→ **Task details**
Summarize the text on the Angrivarii below in two sentences.

→ **Exercise passage**
========================================

The name appears earliest in the Annales and Germania of Tacitus as Angrivarii. In Greek, Ptolemy called them the Angriouarroi (Ἀνγριουάρροι), which transliterates into Latin Angrivari. In post-classical history the name of the people had a number of different spellings in addition to the ones just mentioned.

The name Angrivarii can be segmented Angri-varii, meaning "the men of Engern", parallel to Ampsi-varii, "the men of the Ems". Engern, their region, is related to a word for meadows, as in modern German "Anger", and appears as a component in placenames around Germany.

Julius Pokorny derives the first element from an Indo-European root *ang-, "to bend, bow." From this root are also derived German Anger, English dialect ing, Danish eng, Swedish äng, Dutch eng/enk, and many other forms in Germanic languages, all meaning "meadow, pasture." Cf. the similar element Angeln.

The second element -varii is most prolific among Germanic tribal names, commonly taken to mean "inhabitants of", "dwellers in". Its precise etymology remains unclear, but there is a consensus that it cannot be derived from the PIE root *wih_{x}rós, "man", surviving in English "were-wolf".

Their geographical-based name is associated with the 8th century region called Angria (Angaria, Angeriensis, Aggerimensis, and Engaria), which was one of four subdivisions of Old Saxony (the others were Westfalahi, Ostfalahi, and Nordalbingia). This region is now referred to in modern German as Engern, and it corresponds reasonably well with the area where the Angrivarii lived, comprising most of the country surrounding the middle Weser, including both flat land, as around Minden, and low hills (Holzminden).

==Classical history==

Although the Angrivarii receive brief mention in Ptolemy (2.10) and the Germania of Tacitus (33), they appear mainly at several locations in Annales. They were involved marginally in the wars fought by the talented Germanicus Caesar on behalf of his uncle Tiberius, emperor of Rome, against the perpetrators of the massacre of three Roman legions in the Battle of the Teutoburg Forest, in the year 9.

The wars began in the last years of the reign of Augustus, the first emperor of Rome. Augustus died an old but respected man in the year 14 and was celebrated with much pomp and splendor. He left a document to be read to the senate posthumously, expressly forbidding extension of the empire beyond the Rhine. News of the will was welcomed by the Germans, thinking it gave them a free hand in the region. Germanicus found it necessary to pacify the border, which he did by a combination of scorched earth raids and offers of alliance with Rome - in short, stick and carrot. These raids also kept the army of the Lower Rhine distracted from the possibility of mutiny, which had broken out on Augustus's death and only been quelled by concessions and executions.

For punitive expeditions, Germanicus used the Ems river, which flowed from the heart of the country occupied by the tribes that became the Franks. These were still under Arminius, who had led the German confederation to victory in 9. Unlike Arminius' native tribe, the Cherusci, the loyalty of the other tribes in the confederation was at best equivocal.

========================================

→ **Provided information**
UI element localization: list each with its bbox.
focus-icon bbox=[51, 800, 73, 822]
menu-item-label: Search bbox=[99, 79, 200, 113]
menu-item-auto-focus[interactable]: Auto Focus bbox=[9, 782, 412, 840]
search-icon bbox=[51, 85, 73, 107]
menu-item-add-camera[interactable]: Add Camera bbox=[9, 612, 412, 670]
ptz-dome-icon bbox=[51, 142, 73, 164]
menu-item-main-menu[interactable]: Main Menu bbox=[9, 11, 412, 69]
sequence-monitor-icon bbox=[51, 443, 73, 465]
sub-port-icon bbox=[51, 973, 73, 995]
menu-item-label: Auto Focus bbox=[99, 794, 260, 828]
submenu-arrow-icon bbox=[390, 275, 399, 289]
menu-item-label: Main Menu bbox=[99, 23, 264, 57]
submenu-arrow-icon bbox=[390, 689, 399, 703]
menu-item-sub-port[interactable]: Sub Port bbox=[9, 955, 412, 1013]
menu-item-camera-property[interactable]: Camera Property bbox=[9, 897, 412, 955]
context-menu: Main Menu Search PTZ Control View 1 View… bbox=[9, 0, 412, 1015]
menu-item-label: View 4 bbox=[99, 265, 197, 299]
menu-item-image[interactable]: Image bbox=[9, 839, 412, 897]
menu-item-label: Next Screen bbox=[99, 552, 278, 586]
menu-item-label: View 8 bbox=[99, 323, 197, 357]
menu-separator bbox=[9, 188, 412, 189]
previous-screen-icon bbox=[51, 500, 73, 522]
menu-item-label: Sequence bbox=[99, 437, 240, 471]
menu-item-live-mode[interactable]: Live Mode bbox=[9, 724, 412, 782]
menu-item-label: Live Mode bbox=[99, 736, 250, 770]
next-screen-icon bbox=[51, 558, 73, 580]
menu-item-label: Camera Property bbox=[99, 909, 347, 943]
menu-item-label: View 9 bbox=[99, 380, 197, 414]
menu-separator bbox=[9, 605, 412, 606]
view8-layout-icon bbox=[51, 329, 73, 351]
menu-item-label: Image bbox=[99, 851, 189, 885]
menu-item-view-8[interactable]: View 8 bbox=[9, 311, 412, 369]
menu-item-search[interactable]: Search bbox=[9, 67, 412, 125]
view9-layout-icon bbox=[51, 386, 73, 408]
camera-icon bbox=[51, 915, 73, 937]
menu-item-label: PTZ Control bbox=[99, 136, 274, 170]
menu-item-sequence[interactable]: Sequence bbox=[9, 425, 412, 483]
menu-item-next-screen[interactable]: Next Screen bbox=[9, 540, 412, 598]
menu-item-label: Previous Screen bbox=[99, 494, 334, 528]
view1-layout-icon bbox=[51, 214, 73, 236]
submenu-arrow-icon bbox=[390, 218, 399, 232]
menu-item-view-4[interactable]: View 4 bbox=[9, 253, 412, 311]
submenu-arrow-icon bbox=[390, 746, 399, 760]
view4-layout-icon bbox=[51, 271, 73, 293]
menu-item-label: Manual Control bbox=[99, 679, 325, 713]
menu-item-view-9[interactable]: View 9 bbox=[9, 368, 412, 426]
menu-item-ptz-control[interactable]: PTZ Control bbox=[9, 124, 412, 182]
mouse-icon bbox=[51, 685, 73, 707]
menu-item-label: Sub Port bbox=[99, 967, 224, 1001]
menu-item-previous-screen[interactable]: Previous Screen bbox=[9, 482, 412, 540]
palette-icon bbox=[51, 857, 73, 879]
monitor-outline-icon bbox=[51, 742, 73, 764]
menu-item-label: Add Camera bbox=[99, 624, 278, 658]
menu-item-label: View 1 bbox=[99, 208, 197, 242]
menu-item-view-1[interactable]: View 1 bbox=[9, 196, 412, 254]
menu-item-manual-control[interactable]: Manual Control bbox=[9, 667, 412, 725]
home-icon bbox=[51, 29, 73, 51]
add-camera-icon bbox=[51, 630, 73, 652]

========================================

→ **Response area**
The name Angrivarii, first recorded by Tacitus and rendered in Greek by Ptolemy, means "the men of Engern," a region whose name is related to a word for meadows and which corresponds reasonably well to the tribe's homeland around the middle Weser. The Angrivarii appear mainly in Tacitus's Annales, where they were marginally involved in the wars Germanicus fought on behalf of Tiberius against those responsible for the massacre of three Roman legions in the Battle of the Teutoburg Forest in the year 9.